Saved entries

--------------------

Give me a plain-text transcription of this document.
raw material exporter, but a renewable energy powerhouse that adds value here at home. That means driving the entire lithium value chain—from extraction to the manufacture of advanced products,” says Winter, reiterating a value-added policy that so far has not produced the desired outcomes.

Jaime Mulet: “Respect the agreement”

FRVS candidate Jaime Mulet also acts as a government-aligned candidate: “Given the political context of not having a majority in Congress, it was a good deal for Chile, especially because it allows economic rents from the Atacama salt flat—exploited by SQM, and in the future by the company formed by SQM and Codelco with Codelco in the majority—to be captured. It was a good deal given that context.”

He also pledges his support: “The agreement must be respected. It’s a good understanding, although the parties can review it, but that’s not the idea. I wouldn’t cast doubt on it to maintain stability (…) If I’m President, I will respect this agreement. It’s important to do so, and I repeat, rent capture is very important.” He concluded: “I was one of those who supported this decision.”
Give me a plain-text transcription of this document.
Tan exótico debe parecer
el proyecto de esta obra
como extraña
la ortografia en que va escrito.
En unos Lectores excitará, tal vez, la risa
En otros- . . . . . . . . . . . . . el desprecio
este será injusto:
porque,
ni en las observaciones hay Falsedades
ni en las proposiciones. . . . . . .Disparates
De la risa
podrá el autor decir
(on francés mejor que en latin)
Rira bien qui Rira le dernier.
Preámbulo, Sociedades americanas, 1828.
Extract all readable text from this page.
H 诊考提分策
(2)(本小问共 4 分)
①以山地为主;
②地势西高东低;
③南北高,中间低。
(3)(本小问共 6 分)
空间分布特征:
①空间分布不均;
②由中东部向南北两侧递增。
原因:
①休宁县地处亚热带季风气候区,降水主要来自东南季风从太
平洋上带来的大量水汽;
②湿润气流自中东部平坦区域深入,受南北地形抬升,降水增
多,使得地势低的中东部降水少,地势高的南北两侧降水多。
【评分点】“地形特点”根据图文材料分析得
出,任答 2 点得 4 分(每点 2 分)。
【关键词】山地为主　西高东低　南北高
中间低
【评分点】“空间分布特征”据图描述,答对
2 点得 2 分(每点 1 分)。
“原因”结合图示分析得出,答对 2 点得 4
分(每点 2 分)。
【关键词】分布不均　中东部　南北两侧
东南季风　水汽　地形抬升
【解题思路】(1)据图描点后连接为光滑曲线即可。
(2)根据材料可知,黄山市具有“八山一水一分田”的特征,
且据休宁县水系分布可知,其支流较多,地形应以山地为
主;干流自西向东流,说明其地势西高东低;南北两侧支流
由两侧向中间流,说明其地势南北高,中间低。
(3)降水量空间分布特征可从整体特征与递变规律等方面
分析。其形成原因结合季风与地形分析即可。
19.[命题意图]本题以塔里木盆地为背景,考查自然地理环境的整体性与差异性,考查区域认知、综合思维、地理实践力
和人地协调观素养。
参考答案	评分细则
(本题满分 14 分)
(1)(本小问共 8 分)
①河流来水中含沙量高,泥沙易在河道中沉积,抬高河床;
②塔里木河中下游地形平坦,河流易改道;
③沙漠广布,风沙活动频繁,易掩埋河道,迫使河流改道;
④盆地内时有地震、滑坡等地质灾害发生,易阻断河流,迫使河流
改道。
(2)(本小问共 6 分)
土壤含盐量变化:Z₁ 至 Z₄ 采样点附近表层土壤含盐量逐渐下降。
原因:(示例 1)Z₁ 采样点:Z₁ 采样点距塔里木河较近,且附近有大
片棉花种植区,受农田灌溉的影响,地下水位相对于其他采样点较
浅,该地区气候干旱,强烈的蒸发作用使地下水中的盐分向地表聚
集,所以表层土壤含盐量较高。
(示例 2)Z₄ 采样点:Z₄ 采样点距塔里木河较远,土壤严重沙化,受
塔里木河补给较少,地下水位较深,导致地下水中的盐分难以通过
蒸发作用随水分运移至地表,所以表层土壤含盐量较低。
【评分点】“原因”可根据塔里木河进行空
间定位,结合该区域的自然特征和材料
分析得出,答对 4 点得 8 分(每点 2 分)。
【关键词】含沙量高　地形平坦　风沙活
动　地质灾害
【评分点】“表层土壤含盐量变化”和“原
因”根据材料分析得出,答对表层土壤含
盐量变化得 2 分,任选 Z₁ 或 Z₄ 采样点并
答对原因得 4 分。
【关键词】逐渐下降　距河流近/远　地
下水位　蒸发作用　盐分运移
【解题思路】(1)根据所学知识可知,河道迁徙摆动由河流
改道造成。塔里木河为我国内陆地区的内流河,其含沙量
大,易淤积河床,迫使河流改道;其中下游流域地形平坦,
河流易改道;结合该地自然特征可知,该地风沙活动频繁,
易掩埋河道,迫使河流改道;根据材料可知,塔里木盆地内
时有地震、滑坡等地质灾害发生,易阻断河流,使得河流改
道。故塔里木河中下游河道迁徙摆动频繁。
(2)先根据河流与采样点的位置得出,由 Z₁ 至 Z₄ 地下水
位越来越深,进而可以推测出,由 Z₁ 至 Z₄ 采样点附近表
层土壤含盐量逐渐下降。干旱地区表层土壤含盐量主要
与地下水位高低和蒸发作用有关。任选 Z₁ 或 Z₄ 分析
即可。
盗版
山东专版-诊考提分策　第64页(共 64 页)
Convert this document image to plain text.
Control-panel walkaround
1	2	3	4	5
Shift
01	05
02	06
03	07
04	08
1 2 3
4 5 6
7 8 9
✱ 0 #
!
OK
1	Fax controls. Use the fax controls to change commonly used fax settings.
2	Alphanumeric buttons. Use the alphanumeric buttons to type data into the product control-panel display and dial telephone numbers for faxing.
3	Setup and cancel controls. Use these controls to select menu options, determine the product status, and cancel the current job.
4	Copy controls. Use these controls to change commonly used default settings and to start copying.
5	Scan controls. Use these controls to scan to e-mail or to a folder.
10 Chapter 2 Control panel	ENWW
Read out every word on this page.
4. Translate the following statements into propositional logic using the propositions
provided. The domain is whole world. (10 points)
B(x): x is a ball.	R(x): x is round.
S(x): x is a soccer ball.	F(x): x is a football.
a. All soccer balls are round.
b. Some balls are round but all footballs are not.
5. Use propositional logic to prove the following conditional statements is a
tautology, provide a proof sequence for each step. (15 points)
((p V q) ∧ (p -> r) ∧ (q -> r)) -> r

--------------------

Every line of the data above should be reproduced word for word.

**RESPONSE TO THIS TASK**.
Give me a plain-text transcription of this document.
raw material exporter, but a renewable energy powerhouse that adds value here at home. That means driving the entire lithium value chain—from extraction to the manufacture of advanced products,” says Winter, reiterating a value-added policy that so far has not produced the desired outcomes.

Jaime Mulet: “Respect the agreement”

FRVS candidate Jaime Mulet also acts as a government-aligned candidate: “Given the political context of not having a majority in Congress, it was a good deal for Chile, especially because it allows economic rents from the Atacama salt flat—exploited by SQM, and in the future by the company formed by SQM and Codelco with Codelco in the majority—to be captured. It was a good deal given that context.”

He also pledges his support: “The agreement must be respected. It’s a good understanding, although the parties can review it, but that’s not the idea. I wouldn’t cast doubt on it to maintain stability (…) If I’m President, I will respect this agreement. It’s important to do so, and I repeat, rent capture is very important.” He concluded: “I was one of those who supported this decision.”
Give me a plain-text transcription of this document.
Tan exótico debe parecer
el proyecto de esta obra
como extraña
la ortografia en que va escrito.
En unos Lectores excitará, tal vez, la risa
En otros- . . . . . . . . . . . . . el desprecio
este será injusto:
porque,
ni en las observaciones hay Falsedades
ni en las proposiciones. . . . . . .Disparates
De la risa
podrá el autor decir
(on francés mejor que en latin)
Rira bien qui Rira le dernier.
Preámbulo, Sociedades americanas, 1828.
Extract all readable text from this page.
H 诊考提分策
(2)(本小问共 4 分)
①以山地为主;
②地势西高东低;
③南北高,中间低。
(3)(本小问共 6 分)
空间分布特征:
①空间分布不均;
②由中东部向南北两侧递增。
原因:
①休宁县地处亚热带季风气候区,降水主要来自东南季风从太
平洋上带来的大量水汽;
②湿润气流自中东部平坦区域深入,受南北地形抬升,降水增
多,使得地势低的中东部降水少,地势高的南北两侧降水多。
【评分点】“地形特点”根据图文材料分析得
出,任答 2 点得 4 分(每点 2 分)。
【关键词】山地为主　西高东低　南北高
中间低
【评分点】“空间分布特征”据图描述,答对
2 点得 2 分(每点 1 分)。
“原因”结合图示分析得出,答对 2 点得 4
分(每点 2 分)。
【关键词】分布不均　中东部　南北两侧
东南季风　水汽　地形抬升
【解题思路】(1)据图描点后连接为光滑曲线即可。
(2)根据材料可知,黄山市具有“八山一水一分田”的特征,
且据休宁县水系分布可知,其支流较多,地形应以山地为
主;干流自西向东流,说明其地势西高东低;南北两侧支流
由两侧向中间流,说明其地势南北高,中间低。
(3)降水量空间分布特征可从整体特征与递变规律等方面
分析。其形成原因结合季风与地形分析即可。
19.[命题意图]本题以塔里木盆地为背景,考查自然地理环境的整体性与差异性,考查区域认知、综合思维、地理实践力
和人地协调观素养。
参考答案	评分细则
(本题满分 14 分)
(1)(本小问共 8 分)
①河流来水中含沙量高,泥沙易在河道中沉积,抬高河床;
②塔里木河中下游地形平坦,河流易改道;
③沙漠广布,风沙活动频繁,易掩埋河道,迫使河流改道;
④盆地内时有地震、滑坡等地质灾害发生,易阻断河流,迫使河流
改道。
(2)(本小问共 6 分)
土壤含盐量变化:Z₁ 至 Z₄ 采样点附近表层土壤含盐量逐渐下降。
原因:(示例 1)Z₁ 采样点:Z₁ 采样点距塔里木河较近,且附近有大
片棉花种植区,受农田灌溉的影响,地下水位相对于其他采样点较
浅,该地区气候干旱,强烈的蒸发作用使地下水中的盐分向地表聚
集,所以表层土壤含盐量较高。
(示例 2)Z₄ 采样点:Z₄ 采样点距塔里木河较远,土壤严重沙化,受
塔里木河补给较少,地下水位较深,导致地下水中的盐分难以通过
蒸发作用随水分运移至地表,所以表层土壤含盐量较低。
【评分点】“原因”可根据塔里木河进行空
间定位,结合该区域的自然特征和材料
分析得出,答对 4 点得 8 分(每点 2 分)。
【关键词】含沙量高　地形平坦　风沙活
动　地质灾害
【评分点】“表层土壤含盐量变化”和“原
因”根据材料分析得出,答对表层土壤含
盐量变化得 2 分,任选 Z₁ 或 Z₄ 采样点并
答对原因得 4 分。
【关键词】逐渐下降　距河流近/远　地
下水位　蒸发作用　盐分运移
【解题思路】(1)根据所学知识可知,河道迁徙摆动由河流
改道造成。塔里木河为我国内陆地区的内流河,其含沙量
大,易淤积河床,迫使河流改道;其中下游流域地形平坦,
河流易改道;结合该地自然特征可知,该地风沙活动频繁,
易掩埋河道,迫使河流改道;根据材料可知,塔里木盆地内
时有地震、滑坡等地质灾害发生,易阻断河流,使得河流改
道。故塔里木河中下游河道迁徙摆动频繁。
(2)先根据河流与采样点的位置得出,由 Z₁ 至 Z₄ 地下水
位越来越深,进而可以推测出,由 Z₁ 至 Z₄ 采样点附近表
层土壤含盐量逐渐下降。干旱地区表层土壤含盐量主要
与地下水位高低和蒸发作用有关。任选 Z₁ 或 Z₄ 分析
即可。
盗版
山东专版-诊考提分策　第64页(共 64 页)
Convert this document image to plain text.
Control-panel walkaround
1	2	3	4	5
Shift
01	05
02	06
03	07
04	08
1 2 3
4 5 6
7 8 9
✱ 0 #
!
OK
1	Fax controls. Use the fax controls to change commonly used fax settings.
2	Alphanumeric buttons. Use the alphanumeric buttons to type data into the product control-panel display and dial telephone numbers for faxing.
3	Setup and cancel controls. Use these controls to select menu options, determine the product status, and cancel the current job.
4	Copy controls. Use these controls to change commonly used default settings and to start copying.
5	Scan controls. Use these controls to scan to e-mail or to a folder.
10 Chapter 2 Control panel	ENWW
Read out every word on this page.
4. Translate the following statements into propositional logic using the propositions
provided. The domain is whole world. (10 points)
B(x): x is a ball.	R(x): x is round.
S(x): x is a soccer ball.	F(x): x is a football.
a. All soccer balls are round.
b. Some balls are round but all footballs are not.
5. Use propositional logic to prove the following conditional statements is a
tautology, provide a proof sequence for each step. (15 points)
((p V q) ∧ (p -> r) ∧ (q -> r)) -> r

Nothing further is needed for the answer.